■ OBJECTIVE ■
Using the entries that follow, collect the lines where the word "screenshot" appears.

>>>

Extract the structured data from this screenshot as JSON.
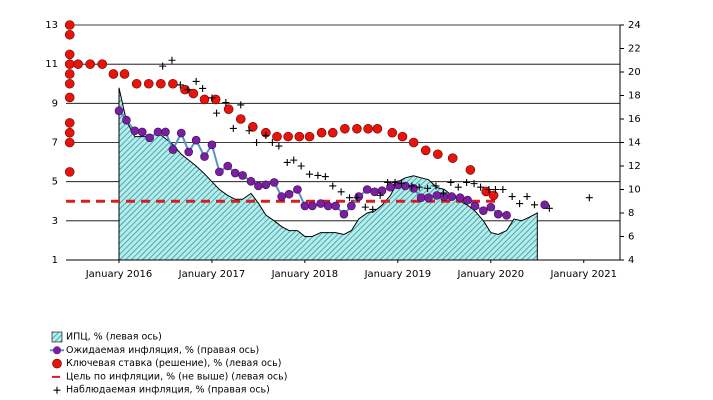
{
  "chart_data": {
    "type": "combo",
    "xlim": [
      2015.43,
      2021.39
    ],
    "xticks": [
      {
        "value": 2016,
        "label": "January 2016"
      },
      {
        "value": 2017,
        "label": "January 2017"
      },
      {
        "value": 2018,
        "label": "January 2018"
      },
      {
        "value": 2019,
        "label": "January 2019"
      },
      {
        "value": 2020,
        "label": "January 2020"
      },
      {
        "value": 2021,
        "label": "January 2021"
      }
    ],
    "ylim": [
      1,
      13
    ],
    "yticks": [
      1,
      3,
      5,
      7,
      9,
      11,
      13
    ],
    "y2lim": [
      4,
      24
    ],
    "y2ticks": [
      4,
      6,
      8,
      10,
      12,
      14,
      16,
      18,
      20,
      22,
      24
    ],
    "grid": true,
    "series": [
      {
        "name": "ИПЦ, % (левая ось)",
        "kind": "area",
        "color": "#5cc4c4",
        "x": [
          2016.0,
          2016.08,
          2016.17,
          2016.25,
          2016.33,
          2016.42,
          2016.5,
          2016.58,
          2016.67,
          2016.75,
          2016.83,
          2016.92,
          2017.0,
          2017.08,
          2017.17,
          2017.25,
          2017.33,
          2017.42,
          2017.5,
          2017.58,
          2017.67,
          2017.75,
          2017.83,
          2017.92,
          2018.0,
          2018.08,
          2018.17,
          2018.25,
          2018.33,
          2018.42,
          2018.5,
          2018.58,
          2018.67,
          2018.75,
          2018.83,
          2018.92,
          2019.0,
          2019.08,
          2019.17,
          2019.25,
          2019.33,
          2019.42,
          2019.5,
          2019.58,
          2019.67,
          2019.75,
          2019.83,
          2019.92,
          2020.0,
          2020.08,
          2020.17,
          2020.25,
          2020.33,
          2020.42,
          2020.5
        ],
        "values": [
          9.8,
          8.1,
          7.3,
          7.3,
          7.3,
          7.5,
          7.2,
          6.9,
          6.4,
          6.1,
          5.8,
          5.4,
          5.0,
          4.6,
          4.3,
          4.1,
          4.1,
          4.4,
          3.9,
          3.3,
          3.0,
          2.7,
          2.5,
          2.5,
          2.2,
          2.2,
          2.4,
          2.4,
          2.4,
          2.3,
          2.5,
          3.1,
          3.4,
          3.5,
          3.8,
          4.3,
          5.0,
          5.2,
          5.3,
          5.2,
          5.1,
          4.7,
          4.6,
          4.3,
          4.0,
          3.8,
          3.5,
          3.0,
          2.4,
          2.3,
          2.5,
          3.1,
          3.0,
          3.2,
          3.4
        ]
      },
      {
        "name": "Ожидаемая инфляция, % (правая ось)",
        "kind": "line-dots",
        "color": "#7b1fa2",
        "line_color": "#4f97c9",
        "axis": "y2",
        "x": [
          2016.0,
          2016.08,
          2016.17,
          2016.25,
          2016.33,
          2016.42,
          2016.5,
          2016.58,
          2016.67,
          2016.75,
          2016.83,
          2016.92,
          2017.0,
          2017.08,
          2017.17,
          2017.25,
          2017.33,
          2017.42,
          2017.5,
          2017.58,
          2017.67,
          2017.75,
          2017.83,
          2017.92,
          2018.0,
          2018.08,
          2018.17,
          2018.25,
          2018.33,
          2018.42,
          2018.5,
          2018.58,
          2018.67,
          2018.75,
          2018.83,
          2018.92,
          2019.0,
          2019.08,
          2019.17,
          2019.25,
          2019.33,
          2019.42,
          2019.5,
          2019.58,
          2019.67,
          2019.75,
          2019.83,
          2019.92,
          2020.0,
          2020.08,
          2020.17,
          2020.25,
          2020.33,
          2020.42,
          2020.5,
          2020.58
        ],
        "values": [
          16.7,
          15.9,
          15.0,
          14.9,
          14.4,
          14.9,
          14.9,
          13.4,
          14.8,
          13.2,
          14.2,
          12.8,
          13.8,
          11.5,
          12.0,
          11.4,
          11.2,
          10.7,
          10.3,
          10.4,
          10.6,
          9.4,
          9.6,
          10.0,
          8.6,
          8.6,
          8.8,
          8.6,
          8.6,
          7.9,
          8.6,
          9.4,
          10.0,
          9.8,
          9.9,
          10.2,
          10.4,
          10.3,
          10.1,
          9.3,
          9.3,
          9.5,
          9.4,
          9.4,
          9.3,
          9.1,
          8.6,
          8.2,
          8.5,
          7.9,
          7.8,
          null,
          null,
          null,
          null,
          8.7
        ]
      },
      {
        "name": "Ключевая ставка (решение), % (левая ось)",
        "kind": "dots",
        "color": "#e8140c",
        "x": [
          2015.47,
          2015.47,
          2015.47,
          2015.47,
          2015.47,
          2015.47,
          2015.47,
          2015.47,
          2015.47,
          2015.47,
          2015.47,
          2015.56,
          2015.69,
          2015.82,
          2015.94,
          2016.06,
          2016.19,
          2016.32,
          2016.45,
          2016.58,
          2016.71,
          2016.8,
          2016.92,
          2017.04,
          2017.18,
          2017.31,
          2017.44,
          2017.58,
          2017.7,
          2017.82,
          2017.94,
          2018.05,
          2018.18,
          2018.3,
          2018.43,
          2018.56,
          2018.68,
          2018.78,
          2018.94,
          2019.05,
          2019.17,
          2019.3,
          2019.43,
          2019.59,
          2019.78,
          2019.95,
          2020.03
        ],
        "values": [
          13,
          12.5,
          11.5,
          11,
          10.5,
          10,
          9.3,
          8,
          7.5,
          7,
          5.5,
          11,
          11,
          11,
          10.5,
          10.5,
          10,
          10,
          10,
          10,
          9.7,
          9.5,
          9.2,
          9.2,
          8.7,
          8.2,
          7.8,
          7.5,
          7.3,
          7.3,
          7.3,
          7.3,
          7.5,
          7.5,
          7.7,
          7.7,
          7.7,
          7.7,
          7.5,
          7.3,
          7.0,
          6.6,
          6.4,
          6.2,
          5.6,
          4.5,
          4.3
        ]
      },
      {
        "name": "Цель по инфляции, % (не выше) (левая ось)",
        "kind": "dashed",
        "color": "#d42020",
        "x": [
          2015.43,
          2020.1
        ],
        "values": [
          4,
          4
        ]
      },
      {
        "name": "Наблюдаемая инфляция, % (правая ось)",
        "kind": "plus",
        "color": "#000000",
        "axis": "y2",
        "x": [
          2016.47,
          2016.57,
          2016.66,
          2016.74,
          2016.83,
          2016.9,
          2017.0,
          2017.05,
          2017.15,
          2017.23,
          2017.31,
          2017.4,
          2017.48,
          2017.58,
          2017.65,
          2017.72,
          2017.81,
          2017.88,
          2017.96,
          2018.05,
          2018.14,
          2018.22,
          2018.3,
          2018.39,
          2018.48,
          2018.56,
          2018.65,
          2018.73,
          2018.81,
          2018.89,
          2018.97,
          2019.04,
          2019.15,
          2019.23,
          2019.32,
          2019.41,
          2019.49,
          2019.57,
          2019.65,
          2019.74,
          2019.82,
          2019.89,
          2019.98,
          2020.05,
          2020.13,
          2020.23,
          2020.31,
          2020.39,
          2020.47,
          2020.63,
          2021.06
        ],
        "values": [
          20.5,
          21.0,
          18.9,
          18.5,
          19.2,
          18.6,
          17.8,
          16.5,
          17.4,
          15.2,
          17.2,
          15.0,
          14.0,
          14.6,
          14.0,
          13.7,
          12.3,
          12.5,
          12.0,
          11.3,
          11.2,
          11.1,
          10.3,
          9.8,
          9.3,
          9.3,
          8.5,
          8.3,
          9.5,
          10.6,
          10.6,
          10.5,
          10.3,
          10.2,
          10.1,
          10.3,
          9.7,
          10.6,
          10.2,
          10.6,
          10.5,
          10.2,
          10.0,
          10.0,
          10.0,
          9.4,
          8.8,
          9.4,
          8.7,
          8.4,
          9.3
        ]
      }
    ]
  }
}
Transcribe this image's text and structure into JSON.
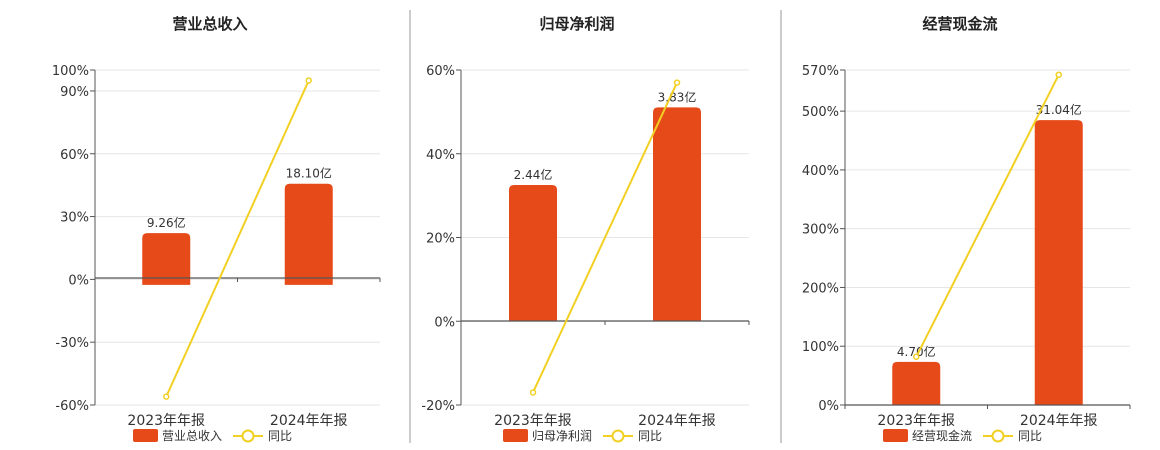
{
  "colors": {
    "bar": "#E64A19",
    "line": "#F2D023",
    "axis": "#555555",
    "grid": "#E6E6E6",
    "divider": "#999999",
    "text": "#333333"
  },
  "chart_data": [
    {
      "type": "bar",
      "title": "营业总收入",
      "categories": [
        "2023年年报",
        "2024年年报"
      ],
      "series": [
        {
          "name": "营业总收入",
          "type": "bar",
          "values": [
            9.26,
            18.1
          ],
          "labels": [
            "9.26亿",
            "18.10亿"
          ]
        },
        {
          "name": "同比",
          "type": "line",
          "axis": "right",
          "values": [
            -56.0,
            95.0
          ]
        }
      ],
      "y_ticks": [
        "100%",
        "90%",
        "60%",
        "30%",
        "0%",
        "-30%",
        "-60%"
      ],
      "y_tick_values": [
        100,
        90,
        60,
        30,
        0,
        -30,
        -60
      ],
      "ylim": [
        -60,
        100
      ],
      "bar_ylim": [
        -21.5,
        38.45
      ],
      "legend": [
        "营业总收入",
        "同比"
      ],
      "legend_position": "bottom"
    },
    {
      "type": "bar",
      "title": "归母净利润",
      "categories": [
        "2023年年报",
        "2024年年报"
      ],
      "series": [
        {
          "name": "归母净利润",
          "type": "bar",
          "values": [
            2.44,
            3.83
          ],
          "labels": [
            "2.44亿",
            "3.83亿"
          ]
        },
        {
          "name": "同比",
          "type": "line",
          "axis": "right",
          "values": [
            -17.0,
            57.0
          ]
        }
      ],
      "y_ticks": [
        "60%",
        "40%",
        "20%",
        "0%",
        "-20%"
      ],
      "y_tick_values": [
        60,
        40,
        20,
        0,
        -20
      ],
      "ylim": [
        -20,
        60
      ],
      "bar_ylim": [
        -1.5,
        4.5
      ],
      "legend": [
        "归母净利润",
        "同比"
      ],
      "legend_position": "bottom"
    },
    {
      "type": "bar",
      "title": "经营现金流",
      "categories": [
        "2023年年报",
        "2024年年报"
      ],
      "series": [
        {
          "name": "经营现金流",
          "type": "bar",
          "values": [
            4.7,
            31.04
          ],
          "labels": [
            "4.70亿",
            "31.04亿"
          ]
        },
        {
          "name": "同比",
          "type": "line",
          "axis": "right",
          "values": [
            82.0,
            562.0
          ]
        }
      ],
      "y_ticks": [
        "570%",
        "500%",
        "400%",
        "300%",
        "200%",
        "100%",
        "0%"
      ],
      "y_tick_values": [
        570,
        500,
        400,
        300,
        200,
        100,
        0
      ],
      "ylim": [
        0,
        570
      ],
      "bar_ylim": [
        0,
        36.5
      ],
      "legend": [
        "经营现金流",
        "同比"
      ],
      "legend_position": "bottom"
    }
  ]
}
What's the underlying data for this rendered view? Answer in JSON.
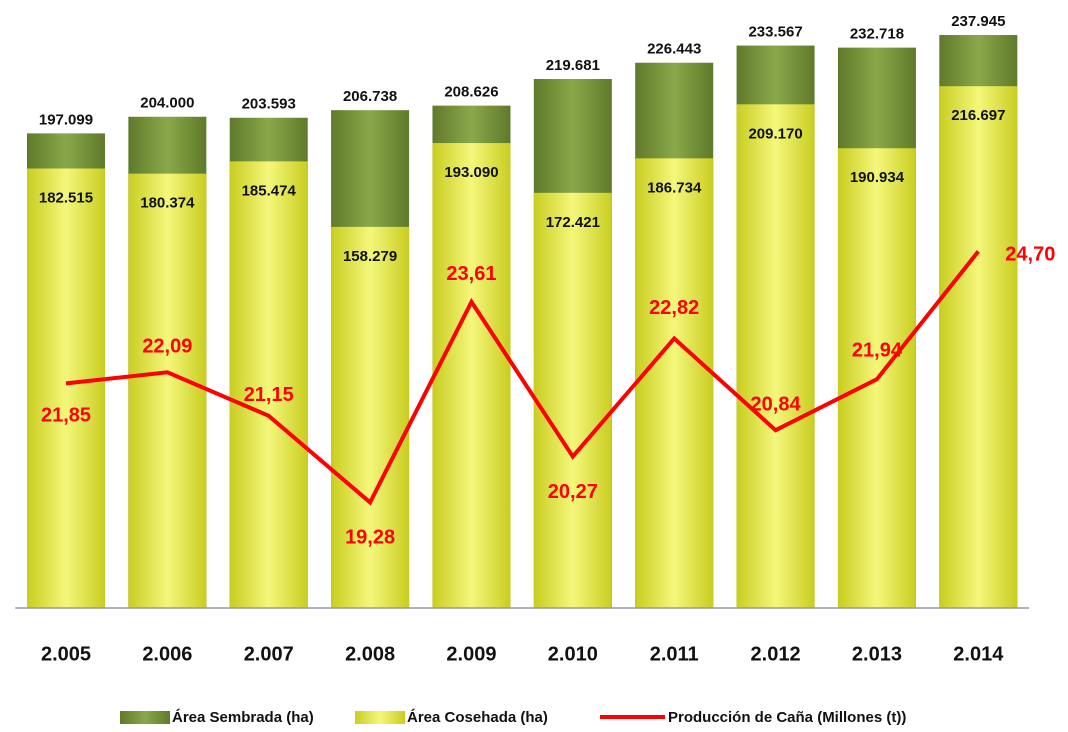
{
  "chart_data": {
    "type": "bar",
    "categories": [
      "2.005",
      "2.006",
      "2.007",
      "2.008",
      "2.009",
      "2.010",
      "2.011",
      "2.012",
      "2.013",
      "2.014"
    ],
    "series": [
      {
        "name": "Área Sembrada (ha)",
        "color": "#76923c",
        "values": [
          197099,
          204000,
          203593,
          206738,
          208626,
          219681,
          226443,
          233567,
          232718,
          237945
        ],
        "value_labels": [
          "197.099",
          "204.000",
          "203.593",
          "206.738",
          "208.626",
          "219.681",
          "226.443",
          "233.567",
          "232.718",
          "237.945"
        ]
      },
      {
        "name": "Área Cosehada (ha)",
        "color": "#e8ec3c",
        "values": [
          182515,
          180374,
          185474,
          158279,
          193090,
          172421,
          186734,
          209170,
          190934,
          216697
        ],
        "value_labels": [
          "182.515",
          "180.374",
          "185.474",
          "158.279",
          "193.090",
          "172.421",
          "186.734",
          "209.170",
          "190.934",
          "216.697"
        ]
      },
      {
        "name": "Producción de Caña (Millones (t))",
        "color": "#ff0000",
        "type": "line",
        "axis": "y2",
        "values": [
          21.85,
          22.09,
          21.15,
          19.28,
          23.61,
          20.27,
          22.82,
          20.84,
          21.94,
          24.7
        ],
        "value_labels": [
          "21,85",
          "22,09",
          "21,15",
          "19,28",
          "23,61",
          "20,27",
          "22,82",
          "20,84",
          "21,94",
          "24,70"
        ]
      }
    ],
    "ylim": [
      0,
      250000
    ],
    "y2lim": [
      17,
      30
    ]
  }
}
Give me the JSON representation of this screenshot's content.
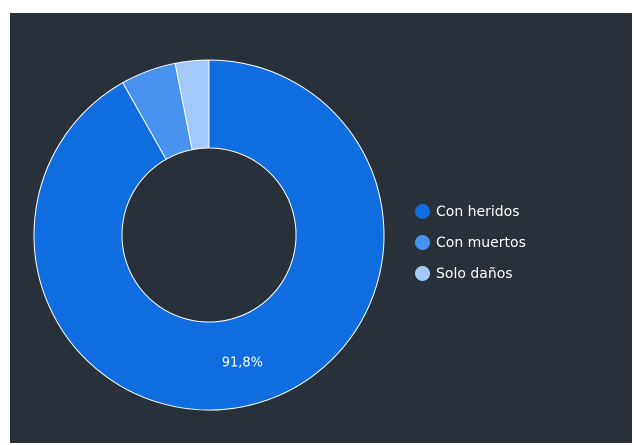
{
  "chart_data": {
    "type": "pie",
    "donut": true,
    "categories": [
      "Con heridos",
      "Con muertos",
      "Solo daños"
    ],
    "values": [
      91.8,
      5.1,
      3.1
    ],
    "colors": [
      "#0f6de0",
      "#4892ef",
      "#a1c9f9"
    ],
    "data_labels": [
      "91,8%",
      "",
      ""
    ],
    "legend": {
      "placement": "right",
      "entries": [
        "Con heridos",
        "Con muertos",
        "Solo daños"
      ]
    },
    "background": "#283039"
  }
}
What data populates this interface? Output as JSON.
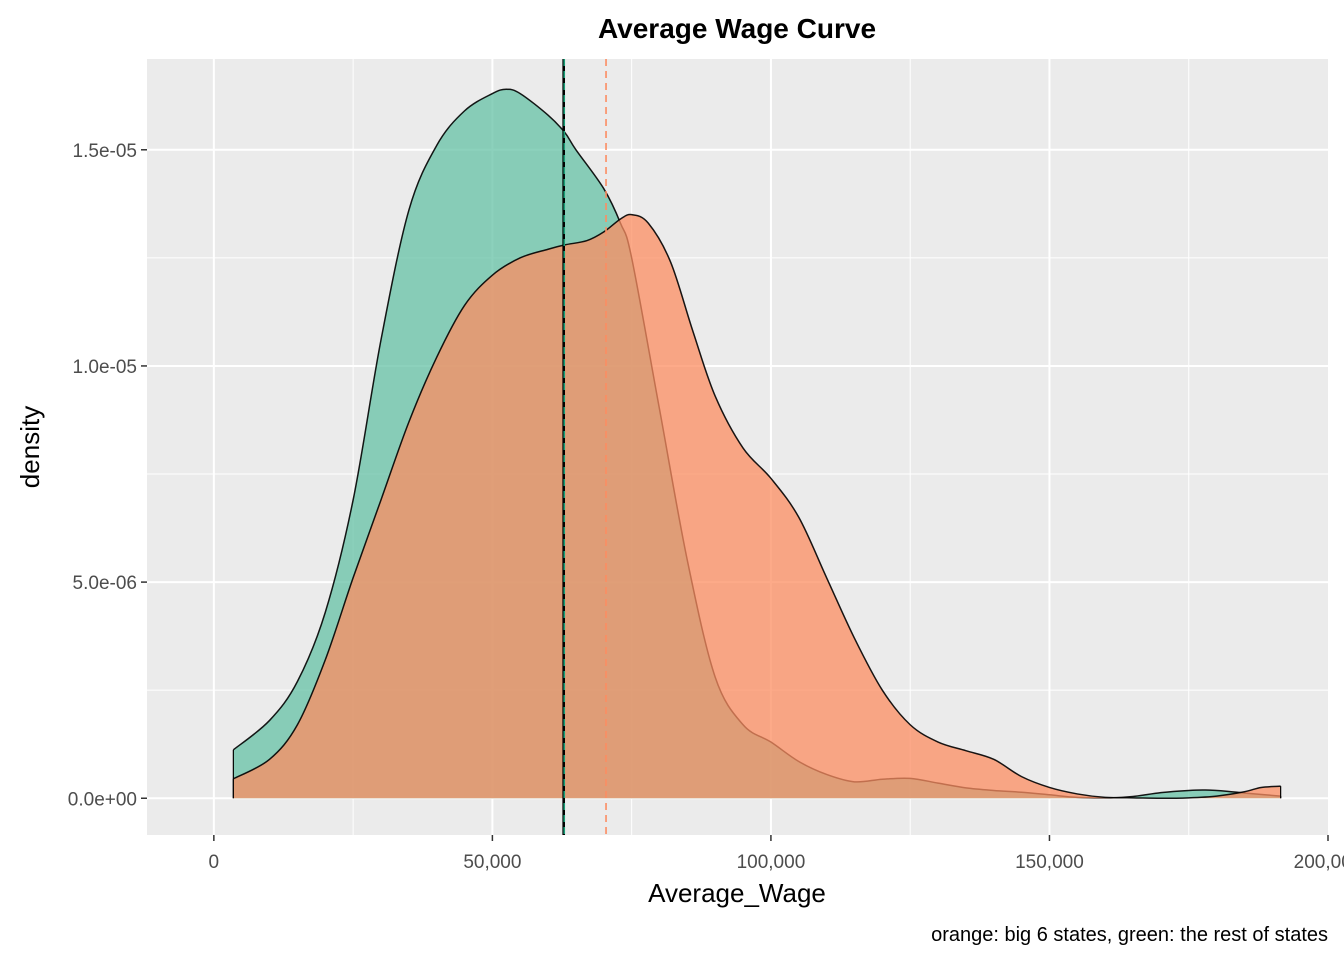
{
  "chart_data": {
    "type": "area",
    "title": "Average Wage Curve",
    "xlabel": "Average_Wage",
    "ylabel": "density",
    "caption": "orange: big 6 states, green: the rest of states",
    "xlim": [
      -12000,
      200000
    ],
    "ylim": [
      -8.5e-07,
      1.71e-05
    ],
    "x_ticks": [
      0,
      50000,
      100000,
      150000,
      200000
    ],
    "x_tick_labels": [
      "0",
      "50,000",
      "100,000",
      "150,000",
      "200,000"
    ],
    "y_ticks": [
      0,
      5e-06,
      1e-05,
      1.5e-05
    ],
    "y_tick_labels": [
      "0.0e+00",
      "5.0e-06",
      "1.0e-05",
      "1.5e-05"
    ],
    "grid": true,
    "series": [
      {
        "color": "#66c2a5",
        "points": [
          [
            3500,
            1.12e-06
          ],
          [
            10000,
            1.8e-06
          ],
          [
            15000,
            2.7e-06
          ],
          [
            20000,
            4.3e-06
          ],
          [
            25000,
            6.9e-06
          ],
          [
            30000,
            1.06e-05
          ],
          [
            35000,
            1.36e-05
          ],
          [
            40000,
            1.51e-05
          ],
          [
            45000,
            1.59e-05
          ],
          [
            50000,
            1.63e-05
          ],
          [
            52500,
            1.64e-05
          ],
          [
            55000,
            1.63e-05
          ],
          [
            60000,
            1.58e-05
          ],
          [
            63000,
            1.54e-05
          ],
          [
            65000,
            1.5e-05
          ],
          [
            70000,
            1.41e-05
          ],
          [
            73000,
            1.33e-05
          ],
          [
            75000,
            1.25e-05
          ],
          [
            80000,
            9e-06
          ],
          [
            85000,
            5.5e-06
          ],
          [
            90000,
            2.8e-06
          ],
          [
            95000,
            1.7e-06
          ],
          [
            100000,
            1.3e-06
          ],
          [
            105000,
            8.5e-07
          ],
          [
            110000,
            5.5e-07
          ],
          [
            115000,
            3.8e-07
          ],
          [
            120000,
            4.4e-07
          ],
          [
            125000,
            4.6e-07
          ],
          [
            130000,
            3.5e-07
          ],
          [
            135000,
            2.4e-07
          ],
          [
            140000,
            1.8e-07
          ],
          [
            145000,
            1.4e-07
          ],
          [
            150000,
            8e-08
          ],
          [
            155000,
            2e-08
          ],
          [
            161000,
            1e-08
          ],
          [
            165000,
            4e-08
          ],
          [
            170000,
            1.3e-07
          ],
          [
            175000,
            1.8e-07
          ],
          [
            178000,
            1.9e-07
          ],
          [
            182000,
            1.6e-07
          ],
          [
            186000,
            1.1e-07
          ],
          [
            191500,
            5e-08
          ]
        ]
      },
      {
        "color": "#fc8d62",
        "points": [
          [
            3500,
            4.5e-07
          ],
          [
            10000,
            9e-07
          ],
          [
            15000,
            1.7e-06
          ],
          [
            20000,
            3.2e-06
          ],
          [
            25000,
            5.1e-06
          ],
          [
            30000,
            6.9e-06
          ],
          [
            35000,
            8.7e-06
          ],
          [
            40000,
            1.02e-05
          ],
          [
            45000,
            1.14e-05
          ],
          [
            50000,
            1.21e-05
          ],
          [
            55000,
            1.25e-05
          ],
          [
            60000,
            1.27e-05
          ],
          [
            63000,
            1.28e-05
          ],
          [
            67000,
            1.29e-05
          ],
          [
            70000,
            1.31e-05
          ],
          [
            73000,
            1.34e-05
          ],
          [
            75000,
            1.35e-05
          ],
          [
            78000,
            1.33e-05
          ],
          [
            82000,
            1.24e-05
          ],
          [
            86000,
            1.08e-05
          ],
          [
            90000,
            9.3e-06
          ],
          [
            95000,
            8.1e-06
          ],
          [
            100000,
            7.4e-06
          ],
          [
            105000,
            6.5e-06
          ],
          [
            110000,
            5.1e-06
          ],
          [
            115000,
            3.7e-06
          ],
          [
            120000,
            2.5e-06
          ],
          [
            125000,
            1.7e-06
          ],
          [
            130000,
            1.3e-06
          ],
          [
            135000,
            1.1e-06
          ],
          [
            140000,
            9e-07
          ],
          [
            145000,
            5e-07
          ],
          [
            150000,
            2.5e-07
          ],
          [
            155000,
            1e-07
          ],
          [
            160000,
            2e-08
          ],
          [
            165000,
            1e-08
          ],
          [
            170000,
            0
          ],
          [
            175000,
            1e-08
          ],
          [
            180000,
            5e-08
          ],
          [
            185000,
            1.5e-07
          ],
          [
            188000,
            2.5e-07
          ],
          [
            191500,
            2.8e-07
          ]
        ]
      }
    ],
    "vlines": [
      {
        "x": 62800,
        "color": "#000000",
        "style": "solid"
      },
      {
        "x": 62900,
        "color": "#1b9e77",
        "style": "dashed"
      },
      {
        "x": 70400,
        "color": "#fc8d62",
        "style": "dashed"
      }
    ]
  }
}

<<<

■ WORKED SOLUTION ■
Extract the structured data from this screenshot as JSON.
Give me the JSON representation of this screenshot's content.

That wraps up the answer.